# Instructions for the task:
Lines containing the string "this" are to be counted; report the number and nothing more.

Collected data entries
━━━━━━━━
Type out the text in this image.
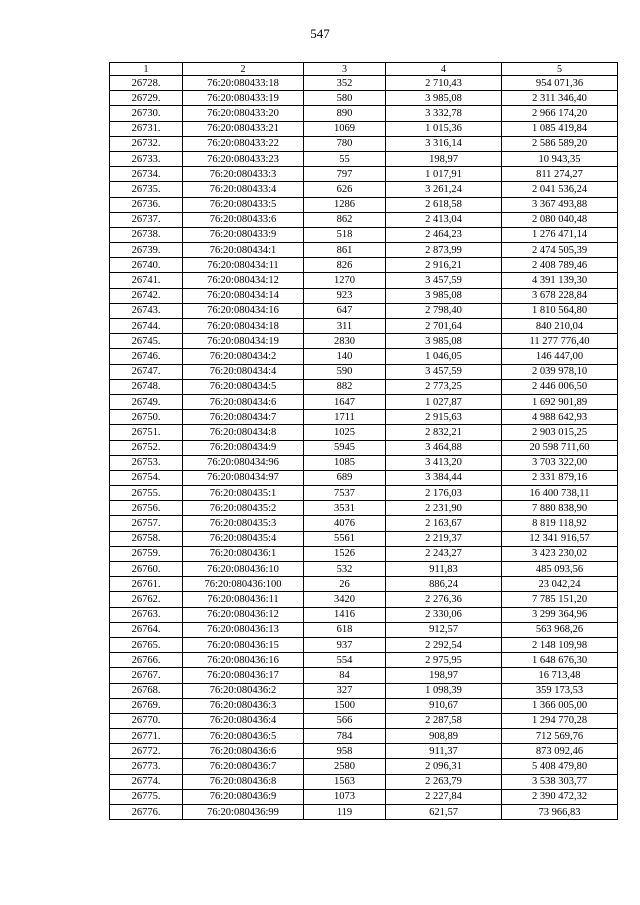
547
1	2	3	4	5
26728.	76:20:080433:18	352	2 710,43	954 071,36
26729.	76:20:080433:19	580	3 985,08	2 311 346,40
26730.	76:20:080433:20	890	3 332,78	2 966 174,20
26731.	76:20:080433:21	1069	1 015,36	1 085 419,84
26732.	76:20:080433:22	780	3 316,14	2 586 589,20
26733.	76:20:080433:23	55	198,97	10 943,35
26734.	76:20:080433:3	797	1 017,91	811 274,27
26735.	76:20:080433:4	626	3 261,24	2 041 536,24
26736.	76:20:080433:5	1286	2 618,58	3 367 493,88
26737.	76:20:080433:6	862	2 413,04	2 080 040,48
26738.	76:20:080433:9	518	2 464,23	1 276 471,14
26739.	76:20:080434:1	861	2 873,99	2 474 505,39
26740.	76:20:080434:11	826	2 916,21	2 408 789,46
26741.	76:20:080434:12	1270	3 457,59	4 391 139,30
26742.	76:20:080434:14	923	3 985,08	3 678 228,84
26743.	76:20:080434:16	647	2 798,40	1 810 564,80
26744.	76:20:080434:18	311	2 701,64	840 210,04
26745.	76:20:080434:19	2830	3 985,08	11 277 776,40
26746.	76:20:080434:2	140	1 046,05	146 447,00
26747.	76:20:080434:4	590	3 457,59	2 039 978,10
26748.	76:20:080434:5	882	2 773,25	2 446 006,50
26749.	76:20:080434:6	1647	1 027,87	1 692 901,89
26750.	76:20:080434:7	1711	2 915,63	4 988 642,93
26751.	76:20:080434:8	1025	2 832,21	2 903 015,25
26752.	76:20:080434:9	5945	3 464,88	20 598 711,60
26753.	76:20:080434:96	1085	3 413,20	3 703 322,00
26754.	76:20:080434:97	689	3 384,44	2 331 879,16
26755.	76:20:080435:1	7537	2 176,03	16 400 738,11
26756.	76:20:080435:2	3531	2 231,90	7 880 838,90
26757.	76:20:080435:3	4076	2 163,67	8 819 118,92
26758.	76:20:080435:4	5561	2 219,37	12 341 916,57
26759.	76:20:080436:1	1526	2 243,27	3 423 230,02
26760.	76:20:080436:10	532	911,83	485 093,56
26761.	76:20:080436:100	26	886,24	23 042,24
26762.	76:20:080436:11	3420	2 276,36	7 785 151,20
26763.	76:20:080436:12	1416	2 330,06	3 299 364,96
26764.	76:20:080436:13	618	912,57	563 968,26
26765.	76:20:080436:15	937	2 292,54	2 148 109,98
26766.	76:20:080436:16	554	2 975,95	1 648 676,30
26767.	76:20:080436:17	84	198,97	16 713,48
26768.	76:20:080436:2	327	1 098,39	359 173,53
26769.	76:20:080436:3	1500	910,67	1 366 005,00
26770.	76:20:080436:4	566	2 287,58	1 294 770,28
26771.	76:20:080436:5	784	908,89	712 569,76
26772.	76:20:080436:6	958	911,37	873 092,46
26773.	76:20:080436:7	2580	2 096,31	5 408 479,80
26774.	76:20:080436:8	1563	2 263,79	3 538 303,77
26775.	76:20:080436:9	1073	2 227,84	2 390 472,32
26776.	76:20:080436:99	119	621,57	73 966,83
━━━━━━━━
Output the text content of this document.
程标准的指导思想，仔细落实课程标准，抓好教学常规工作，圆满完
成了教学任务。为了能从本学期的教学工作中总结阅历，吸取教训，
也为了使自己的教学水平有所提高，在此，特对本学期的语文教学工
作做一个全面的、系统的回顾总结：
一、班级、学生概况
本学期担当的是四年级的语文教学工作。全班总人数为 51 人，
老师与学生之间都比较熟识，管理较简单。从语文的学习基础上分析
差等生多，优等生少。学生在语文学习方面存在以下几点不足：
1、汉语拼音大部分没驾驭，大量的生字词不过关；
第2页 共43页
━━━━━━━━
# Full solution:
2